Saved data entries
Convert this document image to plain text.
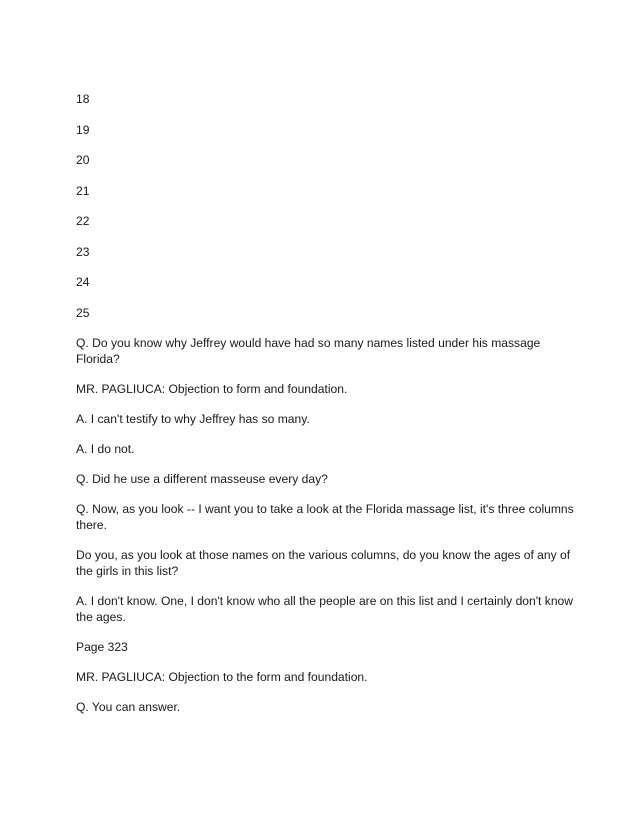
18

19

20

21

22

23

24

25

Q. Do you know why Jeffrey would have had so many names listed under his massage Florida?

MR. PAGLIUCA: Objection to form and foundation.

A. I can't testify to why Jeffrey has so many.

A. I do not.

Q. Did he use a different masseuse every day?

Q. Now, as you look -- I want you to take a look at the Florida massage list, it's three columns there.

Do you, as you look at those names on the various columns, do you know the ages of any of the girls in this list?

A. I don't know. One, I don't know who all the people are on this list and I certainly don't know the ages.

Page 323

MR. PAGLIUCA: Objection to the form and foundation.

Q. You can answer.
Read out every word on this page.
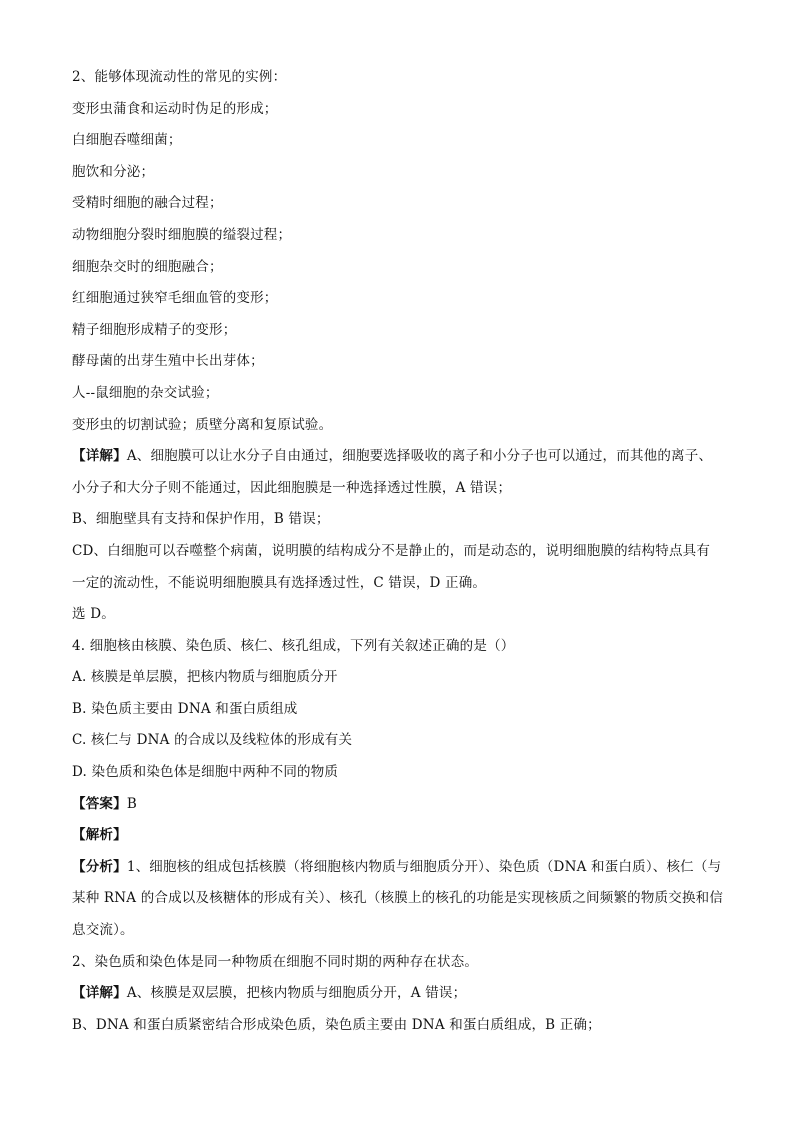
2、能够体现流动性的常见的实例：
变形虫蒲食和运动时伪足的形成；
白细胞吞噬细菌；
胞饮和分泌；
受精时细胞的融合过程；
动物细胞分裂时细胞膜的缢裂过程；
细胞杂交时的细胞融合；
红细胞通过狭窄毛细血管的变形；
精子细胞形成精子的变形；
酵母菌的出芽生殖中长出芽体；
人--鼠细胞的杂交试验；
变形虫的切割试验；质壁分离和复原试验。
【详解】A、细胞膜可以让水分子自由通过，细胞要选择吸收的离子和小分子也可以通过，而其他的离子、
小分子和大分子则不能通过，因此细胞膜是一种选择透过性膜，A 错误；
B、细胞壁具有支持和保护作用，B 错误；
CD、白细胞可以吞噬整个病菌，说明膜的结构成分不是静止的，而是动态的，说明细胞膜的结构特点具有
一定的流动性，不能说明细胞膜具有选择透过性，C 错误，D 正确。
选 D。
4. 细胞核由核膜、染色质、核仁、核孔组成，下列有关叙述正确的是（）
A. 核膜是单层膜，把核内物质与细胞质分开
B. 染色质主要由 DNA 和蛋白质组成
C. 核仁与 DNA 的合成以及线粒体的形成有关
D. 染色质和染色体是细胞中两种不同的物质
【答案】B
【解析】
【分析】1、细胞核的组成包括核膜（将细胞核内物质与细胞质分开）、染色质（DNA 和蛋白质）、核仁（与
某种 RNA 的合成以及核糖体的形成有关）、核孔（核膜上的核孔的功能是实现核质之间频繁的物质交换和信
息交流）。
2、染色质和染色体是同一种物质在细胞不同时期的两种存在状态。
【详解】A、核膜是双层膜，把核内物质与细胞质分开，A 错误；
B、DNA 和蛋白质紧密结合形成染色质，染色质主要由 DNA 和蛋白质组成，B 正确；
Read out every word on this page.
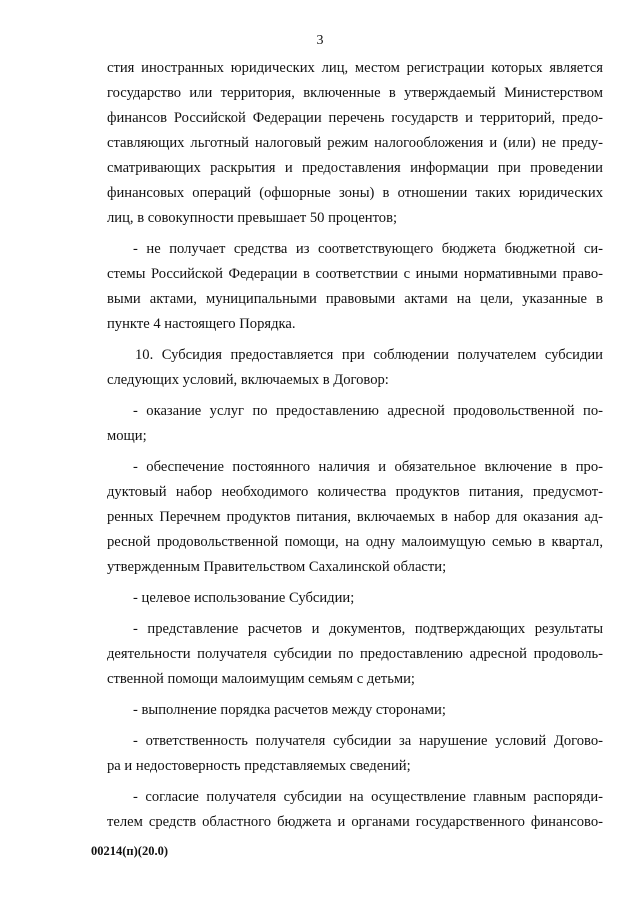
3
стия иностранных юридических лиц, местом регистрации которых является
государство или территория, включенные в утверждаемый Министерством
финансов Российской Федерации перечень государств и территорий, предо-
ставляющих льготный налоговый режим налогообложения и (или) не преду-
сматривающих раскрытия и предоставления информации при проведении
финансовых операций (офшорные зоны) в отношении таких юридических
лиц, в совокупности превышает 50 процентов;
- не получает средства из соответствующего бюджета бюджетной си-
стемы Российской Федерации в соответствии с иными нормативными право-
выми актами, муниципальными правовыми актами на цели, указанные в
пункте 4 настоящего Порядка.
10. Субсидия предоставляется при соблюдении получателем субсидии
следующих условий, включаемых в Договор:
- оказание услуг по предоставлению адресной продовольственной по-
мощи;
- обеспечение постоянного наличия и обязательное включение в про-
дуктовый набор необходимого количества продуктов питания, предусмот-
ренных Перечнем продуктов питания, включаемых в набор для оказания ад-
ресной продовольственной помощи, на одну малоимущую семью в квартал,
утвержденным Правительством Сахалинской области;
- целевое использование Субсидии;
- представление расчетов и документов, подтверждающих результаты
деятельности получателя субсидии по предоставлению адресной продоволь-
ственной помощи малоимущим семьям с детьми;
- выполнение порядка расчетов между сторонами;
- ответственность получателя субсидии за нарушение условий Догово-
ра и недостоверность представляемых сведений;
- согласие получателя субсидии на осуществление главным распоряди-
телем средств областного бюджета и органами государственного финансово-
00214(п)(20.0)
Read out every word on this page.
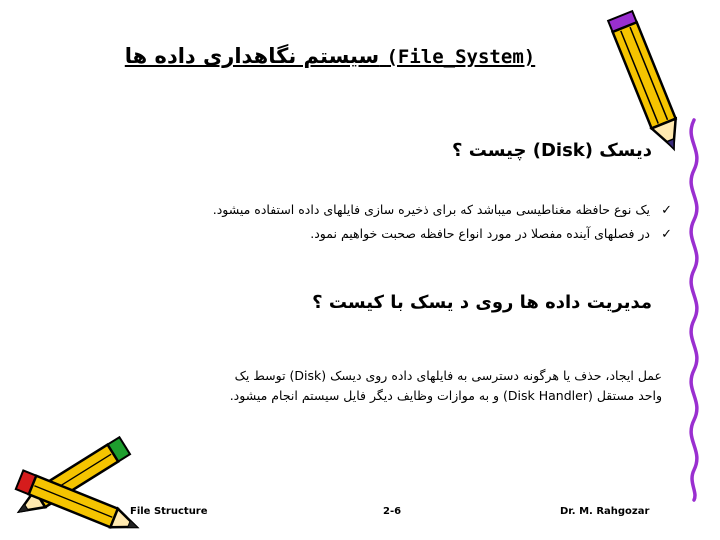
سیستم نگاهداری داده ها (File_System)
دیسک (Disk) چیست ؟
✓یک نوع حافظه مغناطیسی میباشد که برای ذخیره سازی فایلهای داده استفاده میشود.
✓در فصلهای آینده مفصلا در مورد انواع حافظه صحبت خواهیم نمود.
مدیریت داده ها روی د یسک با کیست ؟

عمل ایجاد، حذف یا هرگونه دسترسی به فایلهای داده روی دیسک (Disk) توسط یک
واحد مستقل (Disk Handler) و به موازات وظایف دیگر فایل سیستم انجام میشود.

File Structure	2-6	Dr. M. Rahgozar
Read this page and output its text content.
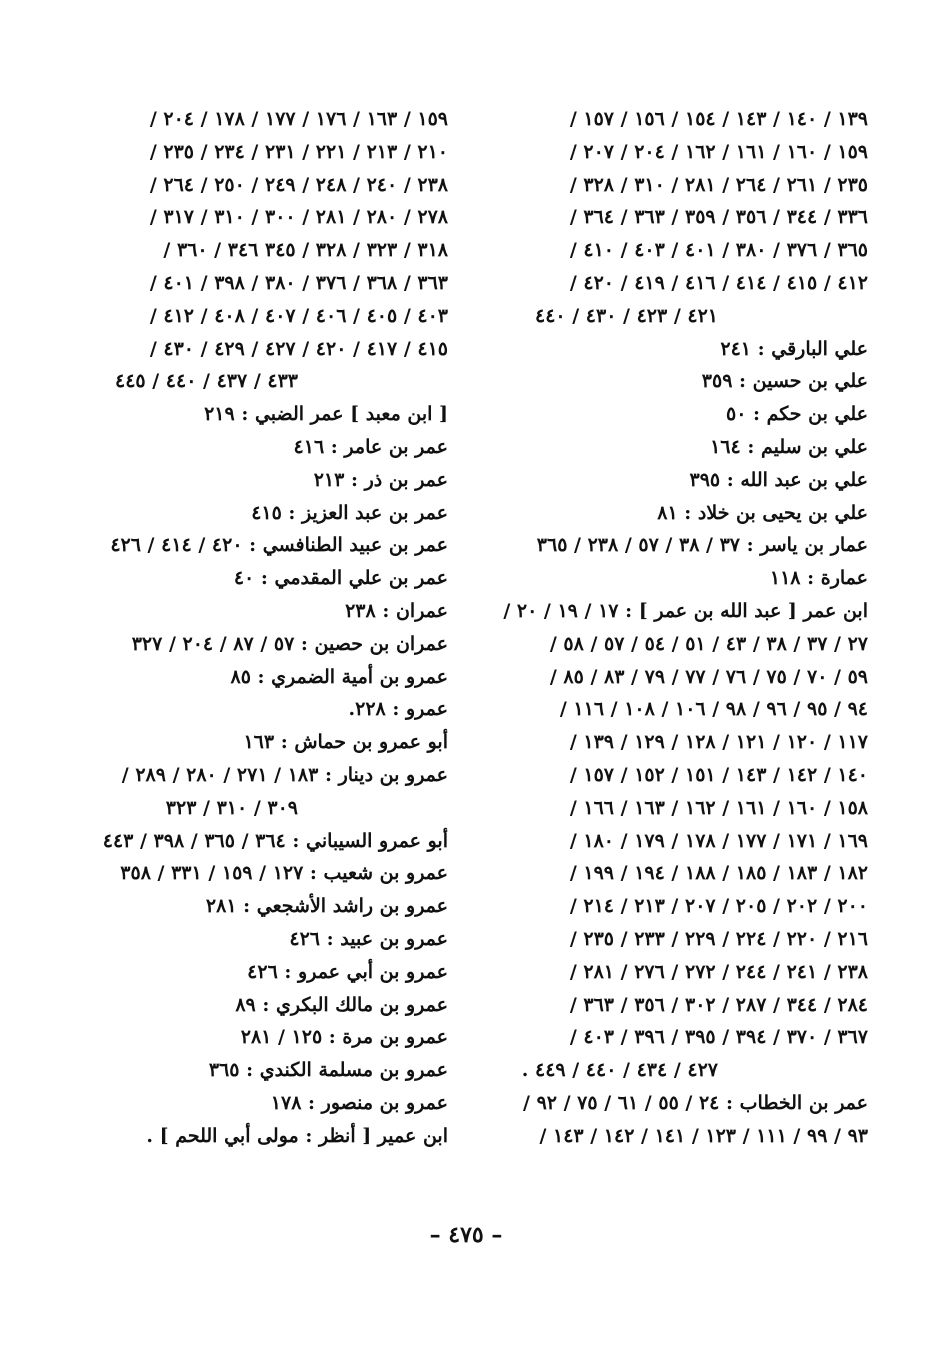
١٣٩ / ١٤٠ / ١٤٣ / ١٥٤ / ١٥٦ / ١٥٧ /
١٥٩ / ١٦٠ / ١٦١ / ١٦٢ / ٢٠٤ / ٢٠٧ /
٢٣٥ / ٢٦١ / ٢٦٤ / ٢٨١ / ٣١٠ / ٣٢٨ /
٣٣٦ / ٣٤٤ / ٣٥٦ / ٣٥٩ / ٣٦٣ / ٣٦٤ /
٣٦٥ / ٣٧٦ / ٣٨٠ / ٤٠١ / ٤٠٣ / ٤١٠ /
٤١٢ / ٤١٥ / ٤١٤ / ٤١٦ / ٤١٩ / ٤٢٠ /
٤٢١ / ٤٢٣ / ٤٣٠ / ٤٤٠
علي البارقي : ٢٤١
علي بن حسين : ٣٥٩
علي بن حكم : ٥٠
علي بن سليم : ١٦٤
علي بن عبد الله : ٣٩٥
علي بن يحيى بن خلاد : ٨١
عمار بن ياسر : ٣٧ / ٣٨ / ٥٧ / ٢٣٨ / ٣٦٥
عمارة : ١١٨
ابن عمر [ عبد الله بن عمر ] : ١٧ / ١٩ / ٢٠ /
٢٧ / ٣٧ / ٣٨ / ٤٣ / ٥١ / ٥٤ / ٥٧ / ٥٨ /
٥٩ / ٧٠ / ٧٥ / ٧٦ / ٧٧ / ٧٩ / ٨٣ / ٨٥ /
٩٤ / ٩٥ / ٩٦ / ٩٨ / ١٠٦ / ١٠٨ / ١١٦ /
١١٧ / ١٢٠ / ١٢١ / ١٢٨ / ١٢٩ / ١٣٩ /
١٤٠ / ١٤٢ / ١٤٣ / ١٥١ / ١٥٢ / ١٥٧ /
١٥٨ / ١٦٠ / ١٦١ / ١٦٢ / ١٦٣ / ١٦٦ /
١٦٩ / ١٧١ / ١٧٧ / ١٧٨ / ١٧٩ / ١٨٠ /
١٨٢ / ١٨٣ / ١٨٥ / ١٨٨ / ١٩٤ / ١٩٩ /
٢٠٠ / ٢٠٢ / ٢٠٥ / ٢٠٧ / ٢١٣ / ٢١٤ /
٢١٦ / ٢٢٠ / ٢٢٤ / ٢٢٩ / ٢٣٣ / ٢٣٥ /
٢٣٨ / ٢٤١ / ٢٤٤ / ٢٧٢ / ٢٧٦ / ٢٨١ /
٢٨٤ / ٣٤٤ / ٢٨٧ / ٣٠٢ / ٣٥٦ / ٣٦٣ /
٣٦٧ / ٣٧٠ / ٣٩٤ / ٣٩٥ / ٣٩٦ / ٤٠٣ /
٤٢٧ / ٤٣٤ / ٤٤٠ / ٤٤٩ .
عمر بن الخطاب : ٢٤ / ٥٥ / ٦١ / ٧٥ / ٩٢ /
٩٣ / ٩٩ / ١١١ / ١٢٣ / ١٤١ / ١٤٢ / ١٤٣ /
١٥٩ / ١٦٣ / ١٧٦ / ١٧٧ / ١٧٨ / ٢٠٤ /
٢١٠ / ٢١٣ / ٢٢١ / ٢٣١ / ٢٣٤ / ٢٣٥ /
٢٣٨ / ٢٤٠ / ٢٤٨ / ٢٤٩ / ٢٥٠ / ٢٦٤ /
٢٧٨ / ٢٨٠ / ٢٨١ / ٣٠٠ / ٣١٠ / ٣١٧ /
٣١٨ / ٣٢٣ / ٣٢٨ / ٣٤٥ ٣٤٦ / ٣٦٠ /
٣٦٣ / ٣٦٨ / ٣٧٦ / ٣٨٠ / ٣٩٨ / ٤٠١ /
٤٠٣ / ٤٠٥ / ٤٠٦ / ٤٠٧ / ٤٠٨ / ٤١٢ /
٤١٥ / ٤١٧ / ٤٢٠ / ٤٢٧ / ٤٢٩ / ٤٣٠ /
٤٣٣ / ٤٣٧ / ٤٤٠ / ٤٤٥
[ ابن معبد ] عمر الضبي : ٢١٩
عمر بن عامر : ٤١٦
عمر بن ذر : ٢١٣
عمر بن عبد العزيز : ٤١٥
عمر بن عبيد الطنافسي : ٤٢٠ / ٤١٤ / ٤٢٦
عمر بن علي المقدمي : ٤٠
عمران : ٢٣٨
عمران بن حصين : ٥٧ / ٨٧ / ٢٠٤ / ٣٢٧
عمرو بن أمية الضمري : ٨٥
عمرو : ٢٢٨.
أبو عمرو بن حماش : ١٦٣
عمرو بن دينار : ١٨٣ / ٢٧١ / ٢٨٠ / ٢٨٩ /
٣٠٩ / ٣١٠ / ٣٢٣
أبو عمرو السيباني : ٣٦٤ / ٣٦٥ / ٣٩٨ / ٤٤٣
عمرو بن شعيب : ١٢٧ / ١٥٩ / ٣٣١ / ٣٥٨
عمرو بن راشد الأشجعي : ٢٨١
عمرو بن عبيد : ٤٢٦
عمرو بن أبي عمرو : ٤٢٦
عمرو بن مالك البكري : ٨٩
عمرو بن مرة : ١٢٥ / ٢٨١
عمرو بن مسلمة الكندي : ٣٦٥
عمرو بن منصور : ١٧٨
ابن عمير [ أنظر : مولى أبي اللحم ] .
– ٤٧٥ –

Given problem
Gather each line in these records that contains the string "把核内物质与细胞质分开".

Answer
A. 核膜是单层膜，把核内物质与细胞质分开
【详解】A、核膜是双层膜，把核内物质与细胞质分开，A 错误；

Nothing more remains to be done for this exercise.